** START Material to process **
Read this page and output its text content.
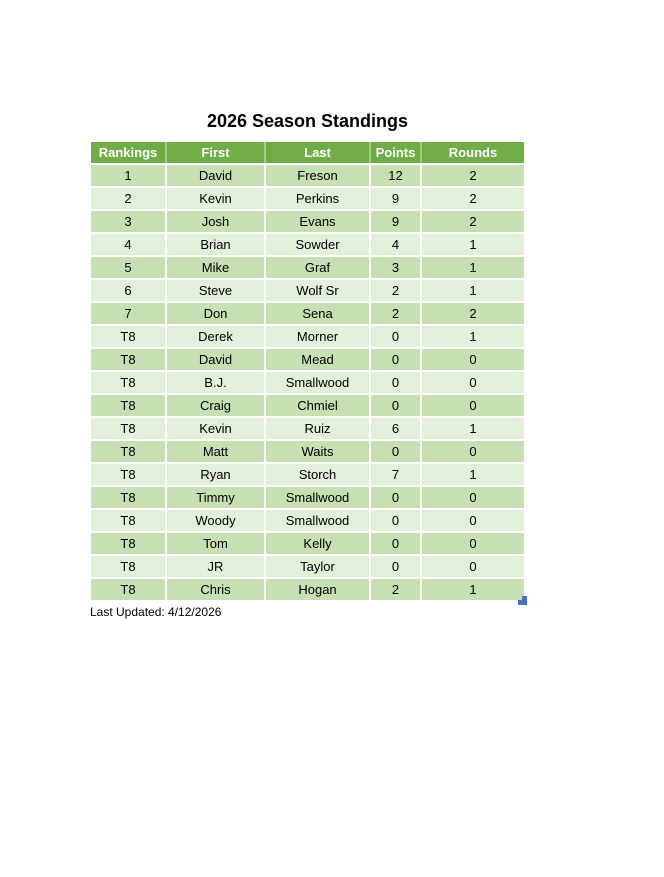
2026 Season Standings
Rankings	First	Last	Points	Rounds
1	David	Freson	12	2
2	Kevin	Perkins	9	2
3	Josh	Evans	9	2
4	Brian	Sowder	4	1
5	Mike	Graf	3	1
6	Steve	Wolf Sr	2	1
7	Don	Sena	2	2
T8	Derek	Morner	0	1
T8	David	Mead	0	0
T8	B.J.	Smallwood	0	0
T8	Craig	Chmiel	0	0
T8	Kevin	Ruiz	6	1
T8	Matt	Waits	0	0
T8	Ryan	Storch	7	1
T8	Timmy	Smallwood	0	0
T8	Woody	Smallwood	0	0
T8	Tom	Kelly	0	0
T8	JR	Taylor	0	0
T8	Chris	Hogan	2	1
Last Updated: 4/12/2026
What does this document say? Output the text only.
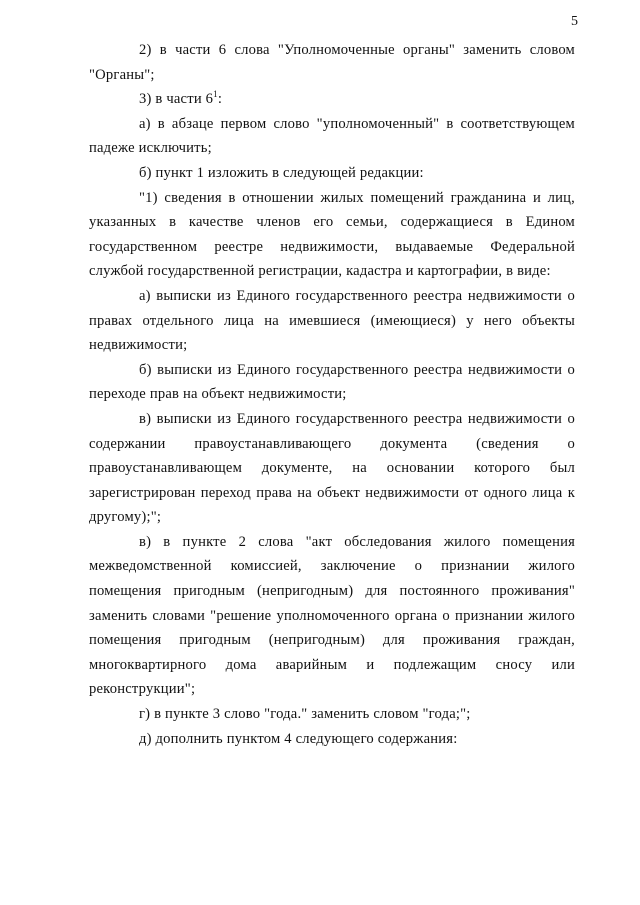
5

2) в части 6 слова "Уполномоченные органы" заменить словом "Органы";

3) в части $6^1$:

а) в абзаце первом слово "уполномоченный" в соответствующем падеже исключить;

б) пункт 1 изложить в следующей редакции:

"1) сведения в отношении жилых помещений гражданина и лиц, указанных в качестве членов его семьи, содержащиеся в Едином государственном реестре недвижимости, выдаваемые Федеральной службой государственной регистрации, кадастра и картографии, в виде:

а) выписки из Единого государственного реестра недвижимости о правах отдельного лица на имевшиеся (имеющиеся) у него объекты недвижимости;

б) выписки из Единого государственного реестра недвижимости о переходе прав на объект недвижимости;

в) выписки из Единого государственного реестра недвижимости о содержании правоустанавливающего документа (сведения о правоустанавливающем документе, на основании которого был зарегистрирован переход права на объект недвижимости от одного лица к другому);";

в) в пункте 2 слова "акт обследования жилого помещения межведомственной комиссией, заключение о признании жилого помещения пригодным (непригодным) для постоянного проживания" заменить словами "решение уполномоченного органа о признании жилого помещения пригодным (непригодным) для проживания граждан, многоквартирного дома аварийным и подлежащим сносу или реконструкции";

г) в пункте 3 слово "года." заменить словом "года;";

д) дополнить пунктом 4 следующего содержания:
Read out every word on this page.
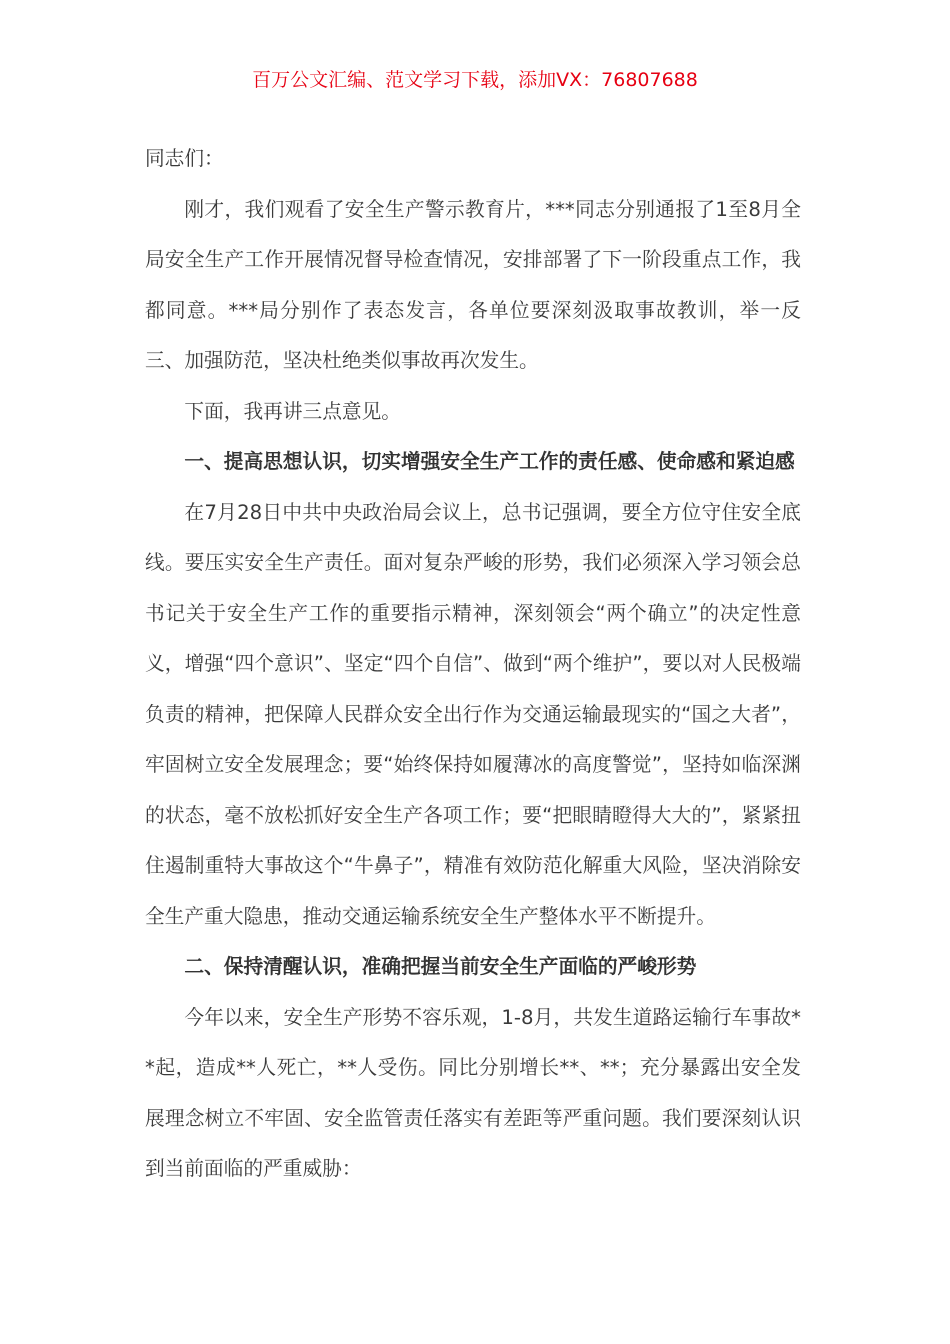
百万公文汇编、范文学习下载，添加VX：76807688

同志们：

刚才，我们观看了安全生产警示教育片，***同志分别通报了1至8月全局安全生产工作开展情况督导检查情况，安排部署了下一阶段重点工作，我都同意。***局分别作了表态发言，各单位要深刻汲取事故教训，举一反三、加强防范，坚决杜绝类似事故再次发生。

下面，我再讲三点意见。

一、提高思想认识，切实增强安全生产工作的责任感、使命感和紧迫感

在7月28日中共中央政治局会议上，总书记强调，要全方位守住安全底线。要压实安全生产责任。面对复杂严峻的形势，我们必须深入学习领会总书记关于安全生产工作的重要指示精神，深刻领会“两个确立”的决定性意义，增强“四个意识”、坚定“四个自信”、做到“两个维护”，要以对人民极端负责的精神，把保障人民群众安全出行作为交通运输最现实的“国之大者”，牢固树立安全发展理念；要“始终保持如履薄冰的高度警觉”，坚持如临深渊的状态，毫不放松抓好安全生产各项工作；要“把眼睛瞪得大大的”，紧紧扭住遏制重特大事故这个“牛鼻子”，精准有效防范化解重大风险，坚决消除安全生产重大隐患，推动交通运输系统安全生产整体水平不断提升。

二、保持清醒认识，准确把握当前安全生产面临的严峻形势

今年以来，安全生产形势不容乐观，1-8月，共发生道路运输行车事故**起，造成**人死亡，**人受伤。同比分别增长**、**；充分暴露出安全发展理念树立不牢固、安全监管责任落实有差距等严重问题。我们要深刻认识到当前面临的严重威胁：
** END Material to process **
*What to produce:* Only lines with the string "Smallwood" belong in your answer; copy each one.

*Output of the task:*
T8	B.J.	Smallwood	0	0
T8	Timmy	Smallwood	0	0
T8	Woody	Smallwood	0	0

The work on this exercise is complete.